Exercise:
Say how many lines in the data below contain the word "content", and give no other text.

● ● ●

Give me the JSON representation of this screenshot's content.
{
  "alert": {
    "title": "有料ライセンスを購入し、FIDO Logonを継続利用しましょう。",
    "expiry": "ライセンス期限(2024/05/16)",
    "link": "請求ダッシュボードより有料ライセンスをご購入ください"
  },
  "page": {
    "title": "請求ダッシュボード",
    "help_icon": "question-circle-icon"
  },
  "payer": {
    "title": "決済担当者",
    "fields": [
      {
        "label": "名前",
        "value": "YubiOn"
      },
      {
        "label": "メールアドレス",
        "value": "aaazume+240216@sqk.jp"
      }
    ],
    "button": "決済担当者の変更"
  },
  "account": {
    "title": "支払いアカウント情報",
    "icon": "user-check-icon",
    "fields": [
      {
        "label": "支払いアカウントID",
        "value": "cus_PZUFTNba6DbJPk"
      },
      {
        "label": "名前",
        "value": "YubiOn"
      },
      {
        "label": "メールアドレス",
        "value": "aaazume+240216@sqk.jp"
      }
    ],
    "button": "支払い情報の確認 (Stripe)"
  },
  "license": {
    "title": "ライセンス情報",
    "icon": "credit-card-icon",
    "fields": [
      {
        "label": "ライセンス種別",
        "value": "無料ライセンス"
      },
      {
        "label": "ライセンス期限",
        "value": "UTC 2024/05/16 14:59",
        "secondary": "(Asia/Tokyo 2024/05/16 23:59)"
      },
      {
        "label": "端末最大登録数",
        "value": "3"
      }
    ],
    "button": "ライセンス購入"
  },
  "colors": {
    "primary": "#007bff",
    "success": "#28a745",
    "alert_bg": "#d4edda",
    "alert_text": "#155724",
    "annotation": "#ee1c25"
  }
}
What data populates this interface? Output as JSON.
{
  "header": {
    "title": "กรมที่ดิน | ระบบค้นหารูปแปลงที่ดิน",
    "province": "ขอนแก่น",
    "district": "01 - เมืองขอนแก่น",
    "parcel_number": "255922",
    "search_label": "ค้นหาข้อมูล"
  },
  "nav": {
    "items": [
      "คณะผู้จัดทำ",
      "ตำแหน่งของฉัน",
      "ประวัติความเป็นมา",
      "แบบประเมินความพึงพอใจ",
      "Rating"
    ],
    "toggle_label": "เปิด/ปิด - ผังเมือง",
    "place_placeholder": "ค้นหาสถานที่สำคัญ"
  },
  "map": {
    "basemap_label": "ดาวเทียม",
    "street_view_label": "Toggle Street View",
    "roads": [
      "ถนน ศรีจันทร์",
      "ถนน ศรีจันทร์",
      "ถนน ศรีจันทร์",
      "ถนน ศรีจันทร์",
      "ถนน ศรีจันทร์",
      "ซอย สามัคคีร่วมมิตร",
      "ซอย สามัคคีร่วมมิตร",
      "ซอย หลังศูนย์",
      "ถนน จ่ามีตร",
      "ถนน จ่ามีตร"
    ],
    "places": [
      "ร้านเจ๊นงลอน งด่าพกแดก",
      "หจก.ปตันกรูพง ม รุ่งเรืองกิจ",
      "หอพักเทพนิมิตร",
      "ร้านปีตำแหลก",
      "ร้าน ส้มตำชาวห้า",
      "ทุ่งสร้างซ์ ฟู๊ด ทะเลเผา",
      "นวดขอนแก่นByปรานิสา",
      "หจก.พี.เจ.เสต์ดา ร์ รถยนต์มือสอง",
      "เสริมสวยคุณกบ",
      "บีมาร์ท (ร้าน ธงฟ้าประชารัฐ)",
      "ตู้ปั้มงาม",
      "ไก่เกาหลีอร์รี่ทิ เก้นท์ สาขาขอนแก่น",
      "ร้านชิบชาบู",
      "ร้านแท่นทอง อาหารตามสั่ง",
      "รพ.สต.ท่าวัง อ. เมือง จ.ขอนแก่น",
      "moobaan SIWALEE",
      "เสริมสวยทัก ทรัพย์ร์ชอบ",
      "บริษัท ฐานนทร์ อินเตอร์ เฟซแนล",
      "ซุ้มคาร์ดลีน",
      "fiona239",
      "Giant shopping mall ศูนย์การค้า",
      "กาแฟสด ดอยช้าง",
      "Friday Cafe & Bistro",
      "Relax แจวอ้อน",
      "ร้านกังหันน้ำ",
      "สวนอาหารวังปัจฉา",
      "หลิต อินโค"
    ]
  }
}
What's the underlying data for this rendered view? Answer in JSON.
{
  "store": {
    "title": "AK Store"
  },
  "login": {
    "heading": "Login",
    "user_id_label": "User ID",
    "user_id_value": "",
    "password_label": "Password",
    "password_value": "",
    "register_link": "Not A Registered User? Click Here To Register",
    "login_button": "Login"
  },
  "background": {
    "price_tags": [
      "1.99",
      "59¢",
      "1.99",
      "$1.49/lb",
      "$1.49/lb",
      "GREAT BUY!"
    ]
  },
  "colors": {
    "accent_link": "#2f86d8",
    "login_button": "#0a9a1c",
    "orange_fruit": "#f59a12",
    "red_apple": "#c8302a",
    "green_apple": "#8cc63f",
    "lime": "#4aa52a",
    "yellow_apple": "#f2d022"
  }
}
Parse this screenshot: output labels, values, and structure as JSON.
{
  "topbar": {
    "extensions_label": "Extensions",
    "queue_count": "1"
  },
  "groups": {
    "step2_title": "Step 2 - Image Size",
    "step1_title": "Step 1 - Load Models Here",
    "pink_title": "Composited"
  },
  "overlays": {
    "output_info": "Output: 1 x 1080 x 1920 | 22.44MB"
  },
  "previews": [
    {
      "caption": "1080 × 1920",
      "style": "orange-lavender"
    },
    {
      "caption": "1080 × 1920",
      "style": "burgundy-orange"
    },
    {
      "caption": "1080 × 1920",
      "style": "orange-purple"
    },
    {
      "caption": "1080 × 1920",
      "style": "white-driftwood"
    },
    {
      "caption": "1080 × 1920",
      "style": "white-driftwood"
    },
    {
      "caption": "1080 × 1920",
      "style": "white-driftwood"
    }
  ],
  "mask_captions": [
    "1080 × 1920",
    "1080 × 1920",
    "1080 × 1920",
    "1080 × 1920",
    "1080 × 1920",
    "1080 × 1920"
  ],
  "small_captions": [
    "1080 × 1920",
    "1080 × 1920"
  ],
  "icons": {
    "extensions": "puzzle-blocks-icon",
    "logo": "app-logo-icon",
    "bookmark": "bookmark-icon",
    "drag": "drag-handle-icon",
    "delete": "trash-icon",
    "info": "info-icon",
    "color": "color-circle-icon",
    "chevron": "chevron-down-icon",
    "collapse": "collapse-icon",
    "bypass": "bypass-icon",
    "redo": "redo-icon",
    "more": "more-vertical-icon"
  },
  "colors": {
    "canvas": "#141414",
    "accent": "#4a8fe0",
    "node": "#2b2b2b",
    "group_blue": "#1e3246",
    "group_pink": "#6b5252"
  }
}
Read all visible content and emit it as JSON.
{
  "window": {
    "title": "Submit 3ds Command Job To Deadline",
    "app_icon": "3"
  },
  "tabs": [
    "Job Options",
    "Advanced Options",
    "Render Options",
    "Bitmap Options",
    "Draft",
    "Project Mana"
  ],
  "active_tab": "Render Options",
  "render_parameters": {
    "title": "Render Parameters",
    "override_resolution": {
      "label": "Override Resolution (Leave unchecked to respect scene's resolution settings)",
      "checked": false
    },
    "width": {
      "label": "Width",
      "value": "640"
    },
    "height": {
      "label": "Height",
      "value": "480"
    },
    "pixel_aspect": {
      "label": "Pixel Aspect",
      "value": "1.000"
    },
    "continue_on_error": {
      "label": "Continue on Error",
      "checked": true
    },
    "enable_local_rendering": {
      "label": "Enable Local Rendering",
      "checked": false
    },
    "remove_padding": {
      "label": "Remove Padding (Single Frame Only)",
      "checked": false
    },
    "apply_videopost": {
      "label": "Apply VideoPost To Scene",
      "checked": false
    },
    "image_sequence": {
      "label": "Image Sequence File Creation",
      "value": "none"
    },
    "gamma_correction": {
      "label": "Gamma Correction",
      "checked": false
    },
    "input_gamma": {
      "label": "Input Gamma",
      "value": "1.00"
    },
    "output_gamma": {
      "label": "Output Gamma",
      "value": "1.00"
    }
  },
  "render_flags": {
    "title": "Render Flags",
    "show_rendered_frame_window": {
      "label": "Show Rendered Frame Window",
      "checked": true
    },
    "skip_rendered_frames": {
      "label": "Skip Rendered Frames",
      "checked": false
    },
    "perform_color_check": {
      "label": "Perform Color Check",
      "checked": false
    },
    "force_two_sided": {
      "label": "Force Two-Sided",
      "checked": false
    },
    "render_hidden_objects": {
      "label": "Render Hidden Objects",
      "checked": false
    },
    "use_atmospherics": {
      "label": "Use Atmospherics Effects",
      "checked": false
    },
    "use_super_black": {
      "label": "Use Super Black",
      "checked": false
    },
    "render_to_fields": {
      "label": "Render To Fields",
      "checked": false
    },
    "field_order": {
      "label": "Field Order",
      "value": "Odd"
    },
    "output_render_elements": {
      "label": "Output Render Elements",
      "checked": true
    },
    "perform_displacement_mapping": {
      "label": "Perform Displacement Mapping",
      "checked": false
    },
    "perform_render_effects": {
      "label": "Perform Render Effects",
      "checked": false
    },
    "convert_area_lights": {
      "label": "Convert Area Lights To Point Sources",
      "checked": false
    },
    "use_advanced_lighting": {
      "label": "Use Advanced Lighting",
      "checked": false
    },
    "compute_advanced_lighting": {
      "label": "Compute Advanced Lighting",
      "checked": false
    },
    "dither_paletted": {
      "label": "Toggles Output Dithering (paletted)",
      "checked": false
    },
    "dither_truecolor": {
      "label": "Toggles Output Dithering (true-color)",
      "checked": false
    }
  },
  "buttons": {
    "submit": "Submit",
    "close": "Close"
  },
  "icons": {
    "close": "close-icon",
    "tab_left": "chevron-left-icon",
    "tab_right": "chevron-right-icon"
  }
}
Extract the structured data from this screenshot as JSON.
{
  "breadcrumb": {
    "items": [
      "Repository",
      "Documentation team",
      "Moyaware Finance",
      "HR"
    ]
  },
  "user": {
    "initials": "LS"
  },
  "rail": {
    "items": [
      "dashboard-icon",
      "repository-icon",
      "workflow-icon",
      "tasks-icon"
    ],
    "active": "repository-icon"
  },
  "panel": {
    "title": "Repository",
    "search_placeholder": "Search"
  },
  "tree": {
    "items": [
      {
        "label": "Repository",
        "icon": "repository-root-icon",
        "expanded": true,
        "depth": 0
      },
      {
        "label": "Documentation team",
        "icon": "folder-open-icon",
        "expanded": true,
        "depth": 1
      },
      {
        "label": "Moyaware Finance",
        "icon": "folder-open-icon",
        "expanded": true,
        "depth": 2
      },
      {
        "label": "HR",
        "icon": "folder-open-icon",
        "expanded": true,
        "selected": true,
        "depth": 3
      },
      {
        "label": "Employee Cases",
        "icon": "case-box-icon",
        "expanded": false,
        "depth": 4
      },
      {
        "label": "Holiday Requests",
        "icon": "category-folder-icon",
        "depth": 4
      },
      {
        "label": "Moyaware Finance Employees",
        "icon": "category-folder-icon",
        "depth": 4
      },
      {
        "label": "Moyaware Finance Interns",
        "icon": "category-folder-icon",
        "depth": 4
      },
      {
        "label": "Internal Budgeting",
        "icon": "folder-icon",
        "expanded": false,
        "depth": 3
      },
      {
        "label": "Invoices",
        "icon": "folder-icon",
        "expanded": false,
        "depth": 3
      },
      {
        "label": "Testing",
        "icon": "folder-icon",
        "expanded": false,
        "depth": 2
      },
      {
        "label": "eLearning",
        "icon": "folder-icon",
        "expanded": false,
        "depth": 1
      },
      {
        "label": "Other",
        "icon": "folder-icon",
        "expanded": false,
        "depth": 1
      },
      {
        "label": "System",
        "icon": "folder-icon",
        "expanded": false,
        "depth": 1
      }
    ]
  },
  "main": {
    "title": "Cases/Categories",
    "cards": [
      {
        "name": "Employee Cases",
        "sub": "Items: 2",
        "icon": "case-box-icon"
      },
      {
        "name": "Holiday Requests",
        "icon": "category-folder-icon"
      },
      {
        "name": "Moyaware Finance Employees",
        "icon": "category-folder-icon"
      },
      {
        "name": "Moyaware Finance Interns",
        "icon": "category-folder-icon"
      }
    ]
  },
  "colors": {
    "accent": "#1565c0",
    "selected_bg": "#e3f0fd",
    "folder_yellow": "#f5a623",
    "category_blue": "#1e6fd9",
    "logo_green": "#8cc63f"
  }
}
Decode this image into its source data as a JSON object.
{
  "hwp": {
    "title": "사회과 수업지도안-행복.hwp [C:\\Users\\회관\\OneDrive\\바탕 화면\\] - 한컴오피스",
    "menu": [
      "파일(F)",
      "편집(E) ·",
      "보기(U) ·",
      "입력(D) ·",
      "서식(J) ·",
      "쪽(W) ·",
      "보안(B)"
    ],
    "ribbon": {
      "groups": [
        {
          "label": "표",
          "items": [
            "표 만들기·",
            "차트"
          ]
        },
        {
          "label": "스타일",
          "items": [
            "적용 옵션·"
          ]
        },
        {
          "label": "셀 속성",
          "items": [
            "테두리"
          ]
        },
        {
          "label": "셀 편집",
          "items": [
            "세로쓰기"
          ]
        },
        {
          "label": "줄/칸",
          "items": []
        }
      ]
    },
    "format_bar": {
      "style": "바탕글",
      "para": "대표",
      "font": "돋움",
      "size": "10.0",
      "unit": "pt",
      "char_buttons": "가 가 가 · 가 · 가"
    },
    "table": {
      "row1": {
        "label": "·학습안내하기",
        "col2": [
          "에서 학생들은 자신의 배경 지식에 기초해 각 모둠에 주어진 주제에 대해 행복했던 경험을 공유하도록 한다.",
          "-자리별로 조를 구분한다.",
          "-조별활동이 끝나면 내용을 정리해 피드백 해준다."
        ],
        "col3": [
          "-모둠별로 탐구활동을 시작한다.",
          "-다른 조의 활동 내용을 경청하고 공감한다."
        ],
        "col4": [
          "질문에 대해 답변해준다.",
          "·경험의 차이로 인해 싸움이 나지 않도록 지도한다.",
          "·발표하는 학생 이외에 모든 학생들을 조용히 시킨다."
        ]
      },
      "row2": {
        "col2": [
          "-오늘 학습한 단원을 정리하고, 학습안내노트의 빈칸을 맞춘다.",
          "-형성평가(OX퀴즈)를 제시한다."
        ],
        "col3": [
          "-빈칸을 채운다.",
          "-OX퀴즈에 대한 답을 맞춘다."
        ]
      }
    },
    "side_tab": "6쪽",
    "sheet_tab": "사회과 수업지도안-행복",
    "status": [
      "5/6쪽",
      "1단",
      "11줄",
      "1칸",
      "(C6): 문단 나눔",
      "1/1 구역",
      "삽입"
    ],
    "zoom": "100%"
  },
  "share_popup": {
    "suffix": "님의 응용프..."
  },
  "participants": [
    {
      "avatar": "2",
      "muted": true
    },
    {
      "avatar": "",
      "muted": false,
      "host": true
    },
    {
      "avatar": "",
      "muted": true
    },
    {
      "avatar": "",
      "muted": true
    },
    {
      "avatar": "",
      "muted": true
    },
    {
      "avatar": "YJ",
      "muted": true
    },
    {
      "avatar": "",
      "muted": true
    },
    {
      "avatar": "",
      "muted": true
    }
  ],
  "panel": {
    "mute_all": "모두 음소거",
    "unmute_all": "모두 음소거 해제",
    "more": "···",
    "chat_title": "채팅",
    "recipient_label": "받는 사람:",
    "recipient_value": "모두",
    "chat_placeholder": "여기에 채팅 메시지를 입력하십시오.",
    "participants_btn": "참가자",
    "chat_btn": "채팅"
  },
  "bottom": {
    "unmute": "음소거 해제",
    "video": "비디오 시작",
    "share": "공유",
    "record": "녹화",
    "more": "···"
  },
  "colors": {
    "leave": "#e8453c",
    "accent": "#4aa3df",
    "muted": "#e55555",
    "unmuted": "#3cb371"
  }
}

● ● ●

Response to the task:
2